EXCERPT:
Segment Open
Census Data Shows Trump's Immigration Win

The 2007 economic crash and President Donald Trump’s pro-American policies halved the migrant inflow from 2010 to 2020, according to Census Bureau data leaked to Axios.com.

The new data from the American Community Survey (ACS), said Axios, “revealed the smallest decade gain in the foreign-born population since the 1960s, at 3.6 million [from 2010 to 2020]. In comparison, the immigrant population grew by 8.8 million during the 2000s.”

The 60 percent reduction in the legal and illegal inflow of foreigners helps Americans win higher wages by forcing employers to compete for workers. The reduced inflow also pressured reluctant companies to buy modern labor-saving machines so that American employees can get more work done in less time.

The reduction has also encouraged legal immigrants to shift their political focus from divisive ethnic politics toward shared national concerns, such as wage growth and family budgets.

But business is disadvantaged by the reduced inflow of legal and illegal foreign workers, consumers, and renters into Americans’ society, Axios claimed:

A country with an aging population like that found in the United States needs strong levels of immigration to support economic growth. More immediately, immigrants could help fill the millions of job openings in the U.S.
Segment Closed
RAW DATA:
Segment Open
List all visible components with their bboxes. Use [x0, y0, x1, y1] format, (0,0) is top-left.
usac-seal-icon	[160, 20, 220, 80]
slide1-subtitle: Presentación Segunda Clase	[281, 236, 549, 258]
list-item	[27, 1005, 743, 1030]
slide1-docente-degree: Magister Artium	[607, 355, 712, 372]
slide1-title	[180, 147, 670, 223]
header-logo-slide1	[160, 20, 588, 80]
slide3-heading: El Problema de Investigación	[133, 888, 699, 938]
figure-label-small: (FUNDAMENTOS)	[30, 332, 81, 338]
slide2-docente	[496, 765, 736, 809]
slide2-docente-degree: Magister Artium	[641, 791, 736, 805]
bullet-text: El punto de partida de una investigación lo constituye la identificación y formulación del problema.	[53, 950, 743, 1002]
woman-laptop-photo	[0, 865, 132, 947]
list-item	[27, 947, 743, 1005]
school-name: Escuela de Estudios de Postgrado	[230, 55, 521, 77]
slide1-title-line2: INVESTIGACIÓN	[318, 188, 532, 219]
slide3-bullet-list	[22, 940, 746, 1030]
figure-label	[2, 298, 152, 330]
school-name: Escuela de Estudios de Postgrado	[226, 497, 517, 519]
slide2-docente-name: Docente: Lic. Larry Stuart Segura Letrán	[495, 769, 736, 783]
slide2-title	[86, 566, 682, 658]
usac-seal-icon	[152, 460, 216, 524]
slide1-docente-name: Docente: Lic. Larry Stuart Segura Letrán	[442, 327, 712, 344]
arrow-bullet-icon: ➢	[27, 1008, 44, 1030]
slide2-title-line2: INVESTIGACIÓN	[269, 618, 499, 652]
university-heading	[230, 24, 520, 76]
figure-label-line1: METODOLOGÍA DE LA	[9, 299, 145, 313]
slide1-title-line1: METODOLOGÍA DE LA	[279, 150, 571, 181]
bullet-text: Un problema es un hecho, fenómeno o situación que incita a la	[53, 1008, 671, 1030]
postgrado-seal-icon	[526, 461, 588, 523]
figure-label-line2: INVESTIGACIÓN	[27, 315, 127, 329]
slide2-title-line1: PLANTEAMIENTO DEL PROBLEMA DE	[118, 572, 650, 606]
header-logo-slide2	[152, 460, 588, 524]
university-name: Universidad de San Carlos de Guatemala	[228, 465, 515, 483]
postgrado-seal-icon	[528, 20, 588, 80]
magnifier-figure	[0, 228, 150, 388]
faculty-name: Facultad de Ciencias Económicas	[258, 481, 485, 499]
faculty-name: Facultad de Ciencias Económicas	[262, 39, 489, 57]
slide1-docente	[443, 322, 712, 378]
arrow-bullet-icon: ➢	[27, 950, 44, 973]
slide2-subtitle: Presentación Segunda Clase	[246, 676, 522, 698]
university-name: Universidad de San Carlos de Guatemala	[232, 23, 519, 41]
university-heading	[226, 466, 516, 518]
Segment Closed
WHAT TO DO:
a) According to the census immigration article, by how much did the immigrant population grow during the 2000s?
b) Go on with the census immigration article from where it stops.

ANSWER SET:
a) 8.8 million.

b)
Trump and his anti-coronavirus policies get some of the credit, according to Axios: The foreign-born population dropped from 13.7 percent in January 2017 to 13.2 percent in January 2020.

Still, the foreign-born share of the U.S. population rose by 0.3 points during the entire decade, from 12.9 percent in 2010 to 13.2 percent in 2020.

But the decade’s o.3 point rise was far less than the rapid 1.8 point rise from January 200o to January 2010, according to the Axios charts.

From the 1990s to at least 2008, the federal government’s extraction migration policies created a bubble of cheap legal and illegal immigrant labor. That flood of labor forced down wages raised housing costs, spiked the stock market, and moved trillions of dollars in wealth from ordinary Americans to coastal investors.

Numerous groups — including JP Morgan and Goldman Sachs — have credited Trump’s reduced labor supply for boosting Americans’ wages and forcing greater investment in labor-saving technology.

President Joe Biden and his deputies are trying to reinflate the cheap-labor bubble.

For example, they have allowed roughly 2 million migrants into the United States during 2021, including roughly 600,000 so-called “got-aways” who sneaked past Donald Trump’s incomplete border wall. Biden’s deputies are also pushing for passage of the “Build Back Better” bill that would allow millions of additional blue-collar and white-collar migrants into the United States during the next 10 years.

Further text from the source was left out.